Instruction:
Look below and pull out each line with the word "枚作成は".

Material provided:
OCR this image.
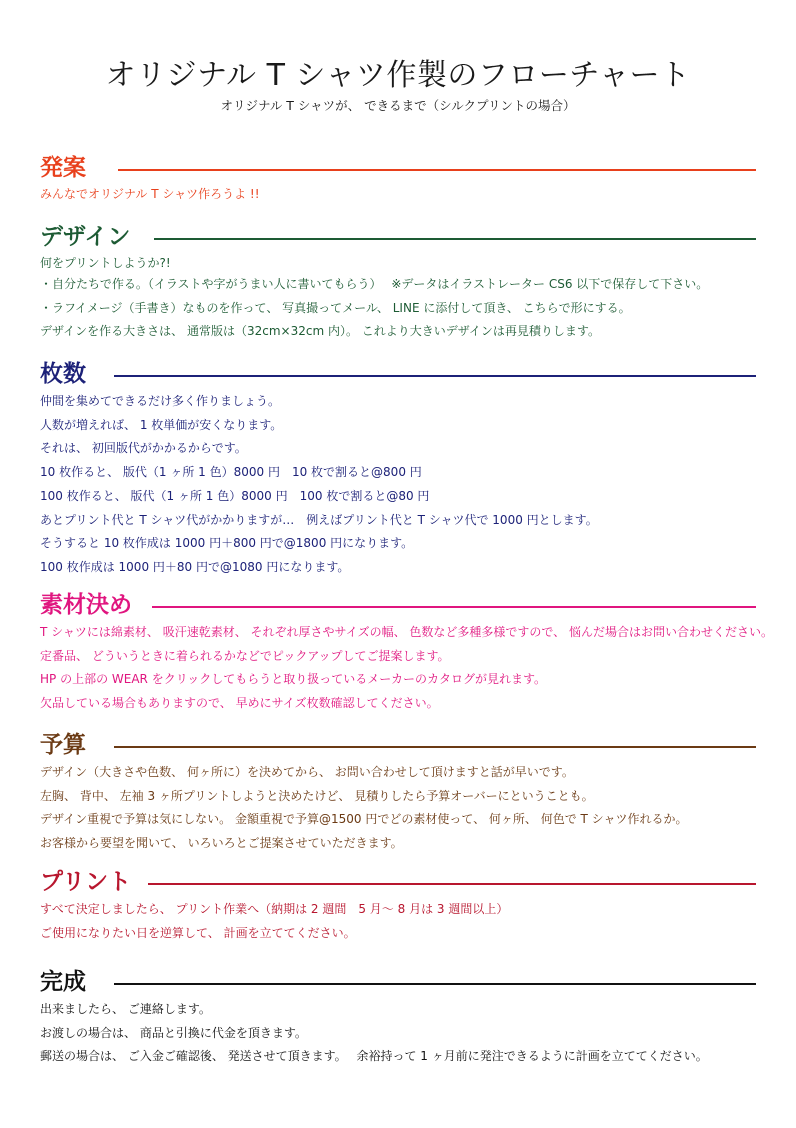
オリジナル T シャツ作製のフローチャート
オリジナル T シャツが、 できるまで（シルクプリントの場合）
発案
みんなでオリジナル T シャツ作ろうよ !!
デザイン
何をプリントしようか?!
・自分たちで作る。（イラストや字がうまい人に書いてもらう）　 ※データはイラストレーター CS6 以下で保存して下さい。
・ラフイメージ（手書き）なものを作って、 写真撮ってメール、 LINE に添付して頂き、 こちらで形にする。
デザインを作る大きさは、 通常版は（32cm×32cm 内）。 これより大きいデザインは再見積りします。
枚数
仲間を集めてできるだけ多く作りましょう。
人数が増えれば、 1 枚単価が安くなります。
それは、 初回版代がかかるからです。
10 枚作ると、 版代（1 ヶ所 1 色）8000 円　10 枚で割ると@800 円
100 枚作ると、 版代（1 ヶ所 1 色）8000 円　100 枚で割ると@80 円
あとプリント代と T シャツ代がかかりますが…　例えばプリント代と T シャツ代で 1000 円とします。
そうすると 10 枚作成は 1000 円＋800 円で@1800 円になります。
100 枚作成は 1000 円＋80 円で@1080 円になります。
素材決め
T シャツには綿素材、 吸汗速乾素材、 それぞれ厚さやサイズの幅、 色数など多種多様ですので、 悩んだ場合はお問い合わせください。
定番品、 どういうときに着られるかなどでピックアップしてご提案します。
HP の上部の WEAR をクリックしてもらうと取り扱っているメーカーのカタログが見れます。
欠品している場合もありますので、 早めにサイズ枚数確認してください。
予算
デザイン（大きさや色数、 何ヶ所に）を決めてから、 お問い合わせして頂けますと話が早いです。
左胸、 背中、 左袖 3 ヶ所プリントしようと決めたけど、 見積りしたら予算オーバーにということも。
デザイン重視で予算は気にしない。 金額重視で予算@1500 円でどの素材使って、 何ヶ所、 何色で T シャツ作れるか。
お客様から要望を聞いて、 いろいろとご提案させていただきます。
プリント
すべて決定しましたら、 プリント作業へ（納期は 2 週間　5 月～ 8 月は 3 週間以上）
ご使用になりたい日を逆算して、 計画を立ててください。
完成
出来ましたら、 ご連絡します。
お渡しの場合は、 商品と引換に代金を頂きます。
郵送の場合は、 ご入金ご確認後、 発送させて頂きます。　 余裕持って 1 ヶ月前に発注できるように計画を立ててください。
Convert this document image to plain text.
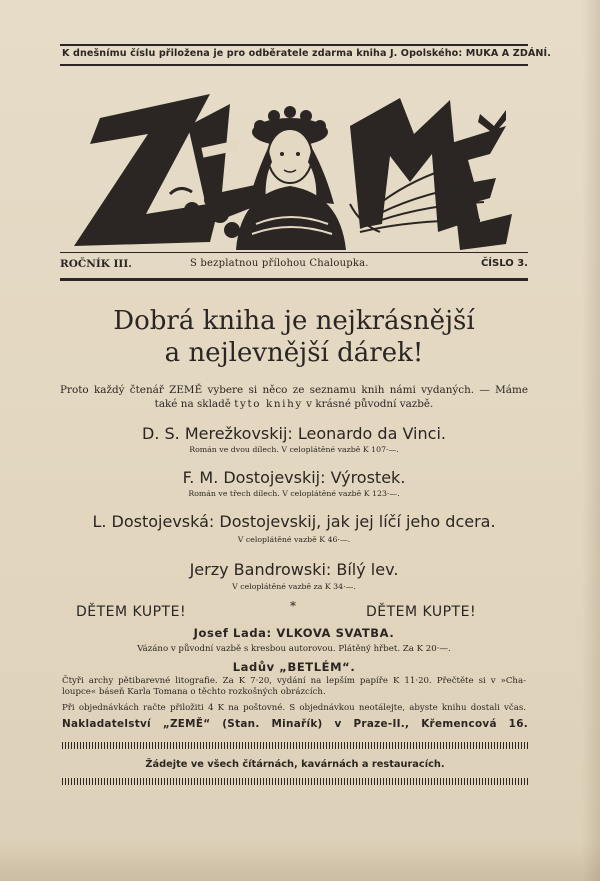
K dnešnímu číslu přiložena je pro odběratele zdarma kniha J. Opolského: MUKA A ZDÁNÍ.
ROČNÍK III.	S bezplatnou přílohou Chaloupka.	ČÍSLO 3.
Dobrá kniha je nejkrásnější
a nejlevnější dárek!
Proto každý čtenář ZEMĚ vybere si něco ze seznamu knih námi vydaných. — Máme
také na skladě tyto knihy v krásné původní vazbě.
D. S. Merežkovskij: Leonardo da Vinci.
Román ve dvou dílech. V celoplátěné vazbě K 107·—.
F. M. Dostojevskij: Výrostek.
Román ve třech dílech. V celoplátěné vazbě K 123·—.
L. Dostojevská: Dostojevskij, jak jej líčí jeho dcera.
V celoplátěné vazbě K 46·—.
Jerzy Bandrowski: Bílý lev.
V celoplátěné vazbě za K 34·—.
DĚTEM KUPTE!	*	DĚTEM KUPTE!
Josef Lada: VLKOVA SVATBA.
Vázáno v původní vazbě s kresbou autorovou. Plátěný hřbet. Za K 20·—.
Ladův „BETLÉM“.
Čtyři archy pětibarevné litografie. Za K 7·20, vydání na lepším papíře K 11·20. Přečtěte si v »Cha-
loupce« báseň Karla Tomana o těchto rozkošných obrázcích.
Při objednávkách račte přiložiti 4 K na poštovné. S objednávkou neotálejte, abyste knihu dostali včas.
Nakladatelství „ZEMĚ“ (Stan. Minařík) v Praze-II., Křemencová 16.
Žádejte ve všech čítárnách, kavárnách a restauracích.
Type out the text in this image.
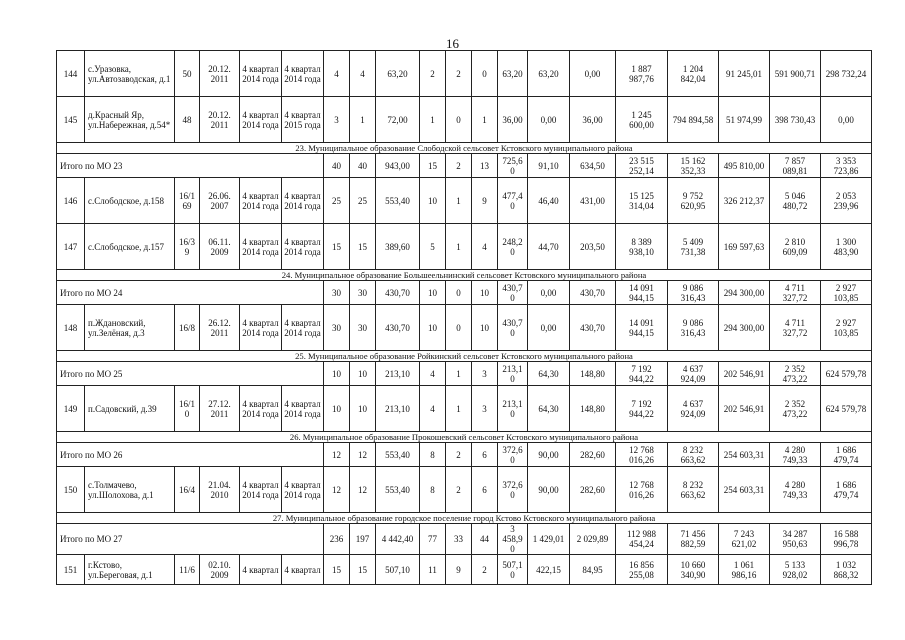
16
144	с.Уразовка, ул.Автозаводская, д.1	50	20.12. 2011	4 квартал 2014 года	4 квартал 2014 года	4	4	63,20	2	2	0	63,20	63,20	0,00	1 887 987,76	1 204 842,04	91 245,01	591 900,71	298 732,24
145	д.Красный Яр, ул.Набережная, д.54*	48	20.12. 2011	4 квартал 2014 года	4 квартал 2015 года	3	1	72,00	1	0	1	36,00	0,00	36,00	1 245 600,00	794 894,58	51 974,99	398 730,43	0,00
23. Муниципальное образование Слободской сельсовет Кстовского муниципального района																			
Итого по МО 23						40	40	943,00	15	2	13	725,6 0	91,10	634,50	23 515 252,14	15 162 352,33	495 810,00	7 857 089,81	3 353 723,86
146	с.Слободское, д.158	16/1 69	26.06. 2007	4 квартал 2014 года	4 квартал 2014 года	25	25	553,40	10	1	9	477,4 0	46,40	431,00	15 125 314,04	9 752 620,95	326 212,37	5 046 480,72	2 053 239,96
147	с.Слободское, д.157	16/3 9	06.11. 2009	4 квартал 2014 года	4 квартал 2014 года	15	15	389,60	5	1	4	248,2 0	44,70	203,50	8 389 938,10	5 409 731,38	169 597,63	2 810 609,09	1 300 483,90
24. Муниципальное образование Большеельнинский сельсовет Кстовского муниципального района																			
Итого по МО 24						30	30	430,70	10	0	10	430,7 0	0,00	430,70	14 091 944,15	9 086 316,43	294 300,00	4 711 327,72	2 927 103,85
148	п.Ждановский, ул.Зелёная, д.3	16/8	26.12. 2011	4 квартал 2014 года	4 квартал 2014 года	30	30	430,70	10	0	10	430,7 0	0,00	430,70	14 091 944,15	9 086 316,43	294 300,00	4 711 327,72	2 927 103,85
25. Муниципальное образование Ройкинский сельсовет Кстовского муниципального района																			
Итого по МО 25						10	10	213,10	4	1	3	213,1 0	64,30	148,80	7 192 944,22	4 637 924,09	202 546,91	2 352 473,22	624 579,78
149	п.Садовский, д.39	16/1 0	27.12. 2011	4 квартал 2014 года	4 квартал 2014 года	10	10	213,10	4	1	3	213,1 0	64,30	148,80	7 192 944,22	4 637 924,09	202 546,91	2 352 473,22	624 579,78
26. Муниципальное образование Прокошевский сельсовет Кстовского муниципального района																			
Итого по МО 26						12	12	553,40	8	2	6	372,6 0	90,00	282,60	12 768 016,26	8 232 663,62	254 603,31	4 280 749,33	1 686 479,74
150	с.Толмачево, ул.Шолохова, д.1	16/4	21.04. 2010	4 квартал 2014 года	4 квартал 2014 года	12	12	553,40	8	2	6	372,6 0	90,00	282,60	12 768 016,26	8 232 663,62	254 603,31	4 280 749,33	1 686 479,74
27. Муниципальное образование городское поселение город Кстово Кстовского муниципального района																			
Итого по МО 27						236	197	4 442,40	77	33	44	3 458,9 0	1 429,01	2 029,89	112 988 454,24	71 456 882,59	7 243 621,02	34 287 950,63	16 588 996,78
151	г.Кстово, ул.Береговая, д.1	11/6	02.10. 2009	4 квартал	4 квартал	15	15	507,10	11	9	2	507,1 0	422,15	84,95	16 856 255,08	10 660 340,90	1 061 986,16	5 133 928,02	1 032 868,32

Correct response:
そうすると 10 枚作成は 1000 円＋800 円で@1800 円になります。
100 枚作成は 1000 円＋80 円で@1080 円になります。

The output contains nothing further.